= EXERCISE OBJECTIVE =
From the entries that follow, gather each line holding the word "Iguhit".

Saved entries
--- begin ---

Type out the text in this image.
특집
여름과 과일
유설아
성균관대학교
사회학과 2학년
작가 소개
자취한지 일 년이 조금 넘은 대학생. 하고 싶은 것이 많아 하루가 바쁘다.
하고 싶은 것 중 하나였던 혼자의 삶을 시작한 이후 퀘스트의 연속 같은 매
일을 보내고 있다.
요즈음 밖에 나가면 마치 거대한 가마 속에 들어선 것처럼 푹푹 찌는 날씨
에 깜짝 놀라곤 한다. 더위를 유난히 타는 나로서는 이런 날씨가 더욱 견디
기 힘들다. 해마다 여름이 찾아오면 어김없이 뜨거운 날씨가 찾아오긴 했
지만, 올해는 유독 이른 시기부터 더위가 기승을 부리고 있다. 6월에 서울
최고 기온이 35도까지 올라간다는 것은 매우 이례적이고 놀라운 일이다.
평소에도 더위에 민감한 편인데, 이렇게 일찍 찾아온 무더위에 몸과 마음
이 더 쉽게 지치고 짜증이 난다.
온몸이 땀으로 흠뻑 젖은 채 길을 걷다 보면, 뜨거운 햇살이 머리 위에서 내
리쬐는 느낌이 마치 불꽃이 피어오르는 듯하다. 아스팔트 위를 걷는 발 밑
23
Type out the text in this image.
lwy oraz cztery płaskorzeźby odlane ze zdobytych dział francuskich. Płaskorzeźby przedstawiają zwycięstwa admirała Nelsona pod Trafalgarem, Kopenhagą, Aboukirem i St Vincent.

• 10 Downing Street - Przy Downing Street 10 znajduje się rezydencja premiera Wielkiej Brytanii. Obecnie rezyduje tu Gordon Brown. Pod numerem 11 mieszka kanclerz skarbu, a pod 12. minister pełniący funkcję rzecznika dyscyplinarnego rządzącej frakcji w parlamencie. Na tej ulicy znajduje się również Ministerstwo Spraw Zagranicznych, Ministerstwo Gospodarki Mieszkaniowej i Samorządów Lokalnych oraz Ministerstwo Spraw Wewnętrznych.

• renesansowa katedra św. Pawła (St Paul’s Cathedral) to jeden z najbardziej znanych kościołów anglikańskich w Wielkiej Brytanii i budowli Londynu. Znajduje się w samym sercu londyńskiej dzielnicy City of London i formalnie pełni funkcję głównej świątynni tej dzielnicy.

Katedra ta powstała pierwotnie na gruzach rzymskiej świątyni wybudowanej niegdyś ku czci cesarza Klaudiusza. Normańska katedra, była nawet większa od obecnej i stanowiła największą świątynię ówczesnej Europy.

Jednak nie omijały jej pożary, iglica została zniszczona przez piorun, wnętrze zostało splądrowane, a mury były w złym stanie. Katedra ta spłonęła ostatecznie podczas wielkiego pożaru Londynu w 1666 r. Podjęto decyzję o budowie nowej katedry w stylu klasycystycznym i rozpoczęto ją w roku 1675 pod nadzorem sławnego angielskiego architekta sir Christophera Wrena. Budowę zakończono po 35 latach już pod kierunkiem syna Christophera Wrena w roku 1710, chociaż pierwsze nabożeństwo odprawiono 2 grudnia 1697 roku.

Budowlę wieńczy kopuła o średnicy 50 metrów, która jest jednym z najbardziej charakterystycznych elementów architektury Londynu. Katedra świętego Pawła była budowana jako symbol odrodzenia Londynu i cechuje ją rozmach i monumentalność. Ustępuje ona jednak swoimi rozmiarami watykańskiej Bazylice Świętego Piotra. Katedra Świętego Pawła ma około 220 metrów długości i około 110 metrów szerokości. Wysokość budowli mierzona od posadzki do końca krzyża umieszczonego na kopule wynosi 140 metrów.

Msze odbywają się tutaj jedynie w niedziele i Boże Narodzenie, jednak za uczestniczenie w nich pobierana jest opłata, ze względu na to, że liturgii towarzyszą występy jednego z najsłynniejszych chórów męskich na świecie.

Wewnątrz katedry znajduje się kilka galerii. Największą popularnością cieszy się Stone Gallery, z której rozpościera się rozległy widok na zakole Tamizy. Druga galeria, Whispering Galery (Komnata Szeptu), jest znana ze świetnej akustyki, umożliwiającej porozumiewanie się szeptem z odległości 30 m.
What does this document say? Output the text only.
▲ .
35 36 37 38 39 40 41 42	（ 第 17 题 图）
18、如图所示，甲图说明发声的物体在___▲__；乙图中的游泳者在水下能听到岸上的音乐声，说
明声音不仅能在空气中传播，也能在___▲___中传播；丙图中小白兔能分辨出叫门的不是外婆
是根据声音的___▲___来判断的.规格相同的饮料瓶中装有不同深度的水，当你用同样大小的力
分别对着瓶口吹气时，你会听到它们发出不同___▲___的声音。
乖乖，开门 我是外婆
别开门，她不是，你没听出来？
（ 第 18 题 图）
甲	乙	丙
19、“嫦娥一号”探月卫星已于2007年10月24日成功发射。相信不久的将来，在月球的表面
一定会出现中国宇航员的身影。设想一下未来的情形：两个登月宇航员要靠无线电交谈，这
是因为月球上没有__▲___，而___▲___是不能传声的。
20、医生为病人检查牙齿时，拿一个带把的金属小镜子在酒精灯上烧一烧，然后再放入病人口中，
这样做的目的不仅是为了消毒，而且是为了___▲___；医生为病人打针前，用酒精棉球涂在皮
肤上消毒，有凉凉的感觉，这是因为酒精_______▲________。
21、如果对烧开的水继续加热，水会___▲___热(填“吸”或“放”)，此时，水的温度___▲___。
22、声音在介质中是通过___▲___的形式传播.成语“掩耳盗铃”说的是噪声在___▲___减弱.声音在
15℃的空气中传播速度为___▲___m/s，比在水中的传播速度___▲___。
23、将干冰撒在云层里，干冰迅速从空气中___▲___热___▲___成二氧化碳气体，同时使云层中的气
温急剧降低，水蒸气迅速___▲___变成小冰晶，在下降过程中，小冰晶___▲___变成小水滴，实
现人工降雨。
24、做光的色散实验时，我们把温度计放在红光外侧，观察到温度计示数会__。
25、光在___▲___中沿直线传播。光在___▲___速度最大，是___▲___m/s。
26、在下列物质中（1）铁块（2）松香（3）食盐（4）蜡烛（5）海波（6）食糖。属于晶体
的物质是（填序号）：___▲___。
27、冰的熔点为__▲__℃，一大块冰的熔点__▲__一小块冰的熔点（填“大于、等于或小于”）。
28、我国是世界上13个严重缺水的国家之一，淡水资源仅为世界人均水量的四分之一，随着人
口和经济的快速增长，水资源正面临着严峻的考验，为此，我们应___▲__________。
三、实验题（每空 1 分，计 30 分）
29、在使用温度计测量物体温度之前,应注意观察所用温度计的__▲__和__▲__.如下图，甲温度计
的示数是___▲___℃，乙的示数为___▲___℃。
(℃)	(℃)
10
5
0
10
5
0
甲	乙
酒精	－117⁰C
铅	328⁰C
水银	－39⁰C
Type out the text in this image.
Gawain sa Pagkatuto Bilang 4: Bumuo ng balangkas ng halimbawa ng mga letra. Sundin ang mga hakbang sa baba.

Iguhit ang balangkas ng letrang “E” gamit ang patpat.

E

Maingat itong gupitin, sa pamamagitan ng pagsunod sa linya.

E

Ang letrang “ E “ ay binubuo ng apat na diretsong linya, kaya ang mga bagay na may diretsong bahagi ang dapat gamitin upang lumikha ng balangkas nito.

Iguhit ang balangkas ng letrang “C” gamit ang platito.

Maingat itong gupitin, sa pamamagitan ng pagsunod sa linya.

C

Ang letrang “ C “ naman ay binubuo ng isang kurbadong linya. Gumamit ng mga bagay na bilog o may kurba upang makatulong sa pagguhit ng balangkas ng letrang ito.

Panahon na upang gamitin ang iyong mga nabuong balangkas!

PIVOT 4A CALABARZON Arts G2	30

--- end ---

= RESULT BELOW =
Iguhit ang balangkas ng letrang “E” gamit ang patpat.
Iguhit ang balangkas ng letrang “C” gamit ang platito.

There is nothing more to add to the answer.